• What the task asks: Please return each of the following lines unchanged.

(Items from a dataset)
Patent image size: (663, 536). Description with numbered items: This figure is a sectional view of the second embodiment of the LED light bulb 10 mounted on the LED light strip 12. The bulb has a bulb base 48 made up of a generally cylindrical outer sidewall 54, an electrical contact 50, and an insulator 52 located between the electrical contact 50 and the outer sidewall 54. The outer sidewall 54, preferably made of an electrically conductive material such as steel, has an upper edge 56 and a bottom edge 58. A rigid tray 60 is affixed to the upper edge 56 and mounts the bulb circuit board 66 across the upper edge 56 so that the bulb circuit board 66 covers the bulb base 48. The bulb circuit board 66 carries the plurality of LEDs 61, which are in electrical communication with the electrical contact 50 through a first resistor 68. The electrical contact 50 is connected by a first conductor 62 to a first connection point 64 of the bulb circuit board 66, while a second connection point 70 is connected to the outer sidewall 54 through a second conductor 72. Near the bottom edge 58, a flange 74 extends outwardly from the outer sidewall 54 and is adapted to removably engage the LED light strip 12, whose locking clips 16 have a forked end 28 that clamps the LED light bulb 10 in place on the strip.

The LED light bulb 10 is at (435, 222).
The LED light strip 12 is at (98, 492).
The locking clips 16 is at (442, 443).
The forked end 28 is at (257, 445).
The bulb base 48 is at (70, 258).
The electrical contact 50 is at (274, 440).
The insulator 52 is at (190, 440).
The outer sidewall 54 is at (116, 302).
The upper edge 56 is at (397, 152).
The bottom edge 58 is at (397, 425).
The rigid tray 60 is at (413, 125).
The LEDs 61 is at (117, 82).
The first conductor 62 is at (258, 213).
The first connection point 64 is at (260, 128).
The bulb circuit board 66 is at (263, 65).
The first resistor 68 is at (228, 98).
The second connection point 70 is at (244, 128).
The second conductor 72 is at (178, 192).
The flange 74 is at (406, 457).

• Exercise answer:
Patent image size: (663, 536). Description with numbered items: This figure is a sectional view of the second embodiment of the LED light bulb 10 mounted on the LED light strip 12. The bulb has a bulb base 48 made up of a generally cylindrical outer sidewall 54, an electrical contact 50, and an insulator 52 located between the electrical contact 50 and the outer sidewall 54. The outer sidewall 54, preferably made of an electrically conductive material such as steel, has an upper edge 56 and a bottom edge 58. A rigid tray 60 is affixed to the upper edge 56 and mounts the bulb circuit board 66 across the upper edge 56 so that the bulb circuit board 66 covers the bulb base 48. The bulb circuit board 66 carries the plurality of LEDs 61, which are in electrical communication with the electrical contact 50 through a first resistor 68. The electrical contact 50 is connected by a first conductor 62 to a first connection point 64 of the bulb circuit board 66, while a second connection point 70 is connected to the outer sidewall 54 through a second conductor 72. Near the bottom edge 58, a flange 74 extends outwardly from the outer sidewall 54 and is adapted to removably engage the LED light strip 12, whose locking clips 16 have a forked end 28 that clamps the LED light bulb 10 in place on the strip.

The LED light bulb 10 is at (435, 222).
The LED light strip 12 is at (98, 492).
The locking clips 16 is at (442, 443).
The forked end 28 is at (257, 445).
The bulb base 48 is at (70, 258).
The electrical contact 50 is at (274, 440).
The insulator 52 is at (190, 440).
The outer sidewall 54 is at (116, 302).
The upper edge 56 is at (397, 152).
The bottom edge 58 is at (397, 425).
The rigid tray 60 is at (413, 125).
The LEDs 61 is at (117, 82).
The first conductor 62 is at (258, 213).
The first connection point 64 is at (260, 128).
The bulb circuit board 66 is at (263, 65).
The first resistor 68 is at (228, 98).
The second connection point 70 is at (244, 128).
The second conductor 72 is at (178, 192).
The flange 74 is at (406, 457).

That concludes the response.